_Exercise aim_
Take every line from the listing below that contains "name".

-- BEGIN --

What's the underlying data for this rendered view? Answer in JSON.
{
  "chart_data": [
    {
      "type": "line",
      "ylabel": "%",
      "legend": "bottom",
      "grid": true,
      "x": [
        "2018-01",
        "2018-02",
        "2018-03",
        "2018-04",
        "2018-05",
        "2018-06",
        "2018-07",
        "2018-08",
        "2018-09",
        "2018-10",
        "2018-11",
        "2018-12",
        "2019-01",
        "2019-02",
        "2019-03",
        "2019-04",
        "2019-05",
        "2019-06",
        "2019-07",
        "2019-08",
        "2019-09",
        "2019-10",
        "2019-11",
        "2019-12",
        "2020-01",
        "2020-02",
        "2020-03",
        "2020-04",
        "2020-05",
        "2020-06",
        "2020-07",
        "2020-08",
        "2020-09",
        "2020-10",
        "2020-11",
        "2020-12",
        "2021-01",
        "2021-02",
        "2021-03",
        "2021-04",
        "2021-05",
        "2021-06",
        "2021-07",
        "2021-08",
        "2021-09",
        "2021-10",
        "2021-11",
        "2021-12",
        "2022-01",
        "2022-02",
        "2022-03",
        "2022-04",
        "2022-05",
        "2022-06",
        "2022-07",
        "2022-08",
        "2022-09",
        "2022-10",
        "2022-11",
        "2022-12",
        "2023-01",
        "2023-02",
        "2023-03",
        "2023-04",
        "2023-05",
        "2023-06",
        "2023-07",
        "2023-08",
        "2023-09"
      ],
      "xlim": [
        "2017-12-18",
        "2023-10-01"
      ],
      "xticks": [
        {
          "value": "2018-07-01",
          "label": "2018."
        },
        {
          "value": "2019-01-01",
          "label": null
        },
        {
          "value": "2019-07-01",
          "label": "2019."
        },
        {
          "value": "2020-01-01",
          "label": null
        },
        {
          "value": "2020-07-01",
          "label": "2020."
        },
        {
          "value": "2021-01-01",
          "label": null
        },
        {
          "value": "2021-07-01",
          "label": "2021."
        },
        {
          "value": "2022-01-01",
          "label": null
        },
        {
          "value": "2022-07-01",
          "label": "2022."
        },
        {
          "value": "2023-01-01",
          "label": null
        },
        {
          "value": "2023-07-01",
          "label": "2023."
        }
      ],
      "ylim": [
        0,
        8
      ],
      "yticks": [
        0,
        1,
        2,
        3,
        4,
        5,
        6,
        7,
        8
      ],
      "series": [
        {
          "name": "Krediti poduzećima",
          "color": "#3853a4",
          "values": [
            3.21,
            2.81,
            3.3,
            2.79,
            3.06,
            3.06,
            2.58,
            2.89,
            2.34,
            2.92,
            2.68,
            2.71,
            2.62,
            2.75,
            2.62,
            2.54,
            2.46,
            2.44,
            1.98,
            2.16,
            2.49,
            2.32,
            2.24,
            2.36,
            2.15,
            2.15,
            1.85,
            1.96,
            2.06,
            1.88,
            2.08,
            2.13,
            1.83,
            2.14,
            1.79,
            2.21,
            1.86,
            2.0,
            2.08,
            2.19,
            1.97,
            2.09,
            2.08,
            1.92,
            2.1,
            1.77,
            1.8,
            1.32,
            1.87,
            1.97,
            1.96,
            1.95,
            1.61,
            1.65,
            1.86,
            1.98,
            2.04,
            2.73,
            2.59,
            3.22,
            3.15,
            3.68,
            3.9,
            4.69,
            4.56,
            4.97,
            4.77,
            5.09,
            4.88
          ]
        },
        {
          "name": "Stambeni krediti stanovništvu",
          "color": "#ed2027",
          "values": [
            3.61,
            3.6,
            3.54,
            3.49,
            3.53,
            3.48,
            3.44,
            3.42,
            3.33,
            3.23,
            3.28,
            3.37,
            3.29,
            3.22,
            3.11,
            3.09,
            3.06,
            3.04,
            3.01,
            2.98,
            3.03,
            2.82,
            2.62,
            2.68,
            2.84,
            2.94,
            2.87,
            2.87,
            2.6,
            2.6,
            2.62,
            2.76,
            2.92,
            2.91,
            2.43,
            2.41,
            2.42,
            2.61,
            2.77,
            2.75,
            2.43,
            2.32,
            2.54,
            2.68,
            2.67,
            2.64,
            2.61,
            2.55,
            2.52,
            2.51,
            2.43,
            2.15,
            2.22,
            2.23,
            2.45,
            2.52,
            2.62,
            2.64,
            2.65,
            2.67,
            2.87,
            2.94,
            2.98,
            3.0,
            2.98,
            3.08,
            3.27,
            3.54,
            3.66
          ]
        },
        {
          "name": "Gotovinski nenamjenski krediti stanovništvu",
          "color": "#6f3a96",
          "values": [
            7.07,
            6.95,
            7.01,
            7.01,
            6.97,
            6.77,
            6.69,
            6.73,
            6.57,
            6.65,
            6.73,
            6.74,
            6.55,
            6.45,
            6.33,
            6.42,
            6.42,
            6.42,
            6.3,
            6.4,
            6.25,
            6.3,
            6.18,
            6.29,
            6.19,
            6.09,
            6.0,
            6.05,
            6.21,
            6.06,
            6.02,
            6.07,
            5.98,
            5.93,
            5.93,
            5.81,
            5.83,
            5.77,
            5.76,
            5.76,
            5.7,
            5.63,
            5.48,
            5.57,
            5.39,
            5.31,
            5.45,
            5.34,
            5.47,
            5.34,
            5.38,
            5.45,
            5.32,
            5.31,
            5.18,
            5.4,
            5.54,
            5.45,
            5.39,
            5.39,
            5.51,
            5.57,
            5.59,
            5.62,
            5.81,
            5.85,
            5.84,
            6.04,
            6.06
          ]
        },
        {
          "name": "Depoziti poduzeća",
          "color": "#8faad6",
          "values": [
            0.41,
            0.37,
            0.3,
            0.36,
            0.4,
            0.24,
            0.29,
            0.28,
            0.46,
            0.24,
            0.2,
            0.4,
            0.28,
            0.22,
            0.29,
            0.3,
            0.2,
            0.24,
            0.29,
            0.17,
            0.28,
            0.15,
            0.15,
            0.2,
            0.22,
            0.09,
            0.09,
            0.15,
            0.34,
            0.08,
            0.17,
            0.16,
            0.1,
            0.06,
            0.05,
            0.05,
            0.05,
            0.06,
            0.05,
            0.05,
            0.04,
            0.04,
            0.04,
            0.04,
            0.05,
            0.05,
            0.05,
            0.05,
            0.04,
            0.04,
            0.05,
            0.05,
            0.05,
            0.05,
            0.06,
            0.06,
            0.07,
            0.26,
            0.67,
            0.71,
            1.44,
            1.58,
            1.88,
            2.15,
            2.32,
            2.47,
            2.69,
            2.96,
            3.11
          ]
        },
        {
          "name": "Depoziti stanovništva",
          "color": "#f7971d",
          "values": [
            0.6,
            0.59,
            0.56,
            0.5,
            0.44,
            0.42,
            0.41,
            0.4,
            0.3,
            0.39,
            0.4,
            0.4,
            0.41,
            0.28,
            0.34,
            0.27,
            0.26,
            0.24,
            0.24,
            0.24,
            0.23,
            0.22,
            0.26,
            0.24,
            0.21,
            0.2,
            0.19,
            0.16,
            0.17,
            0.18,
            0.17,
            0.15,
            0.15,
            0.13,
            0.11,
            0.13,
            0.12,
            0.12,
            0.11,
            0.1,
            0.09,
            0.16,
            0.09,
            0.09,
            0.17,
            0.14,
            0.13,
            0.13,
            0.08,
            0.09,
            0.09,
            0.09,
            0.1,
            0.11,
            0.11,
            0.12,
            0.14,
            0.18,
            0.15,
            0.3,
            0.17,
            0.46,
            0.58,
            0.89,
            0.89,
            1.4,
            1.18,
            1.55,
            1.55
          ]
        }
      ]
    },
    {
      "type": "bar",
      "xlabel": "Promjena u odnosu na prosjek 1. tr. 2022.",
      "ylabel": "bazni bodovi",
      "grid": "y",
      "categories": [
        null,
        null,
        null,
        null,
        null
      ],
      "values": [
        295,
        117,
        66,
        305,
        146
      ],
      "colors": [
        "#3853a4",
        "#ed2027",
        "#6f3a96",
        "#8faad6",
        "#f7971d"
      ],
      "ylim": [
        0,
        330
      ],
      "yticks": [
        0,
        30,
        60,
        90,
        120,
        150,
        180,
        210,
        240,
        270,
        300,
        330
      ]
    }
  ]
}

-- END --

_Reply_
          "name": "Krediti poduzećima",
          "name": "Stambeni krediti stanovništvu",
          "name": "Gotovinski nenamjenski krediti stanovništvu",
          "name": "Depoziti poduzeća",
          "name": "Depoziti stanovništva",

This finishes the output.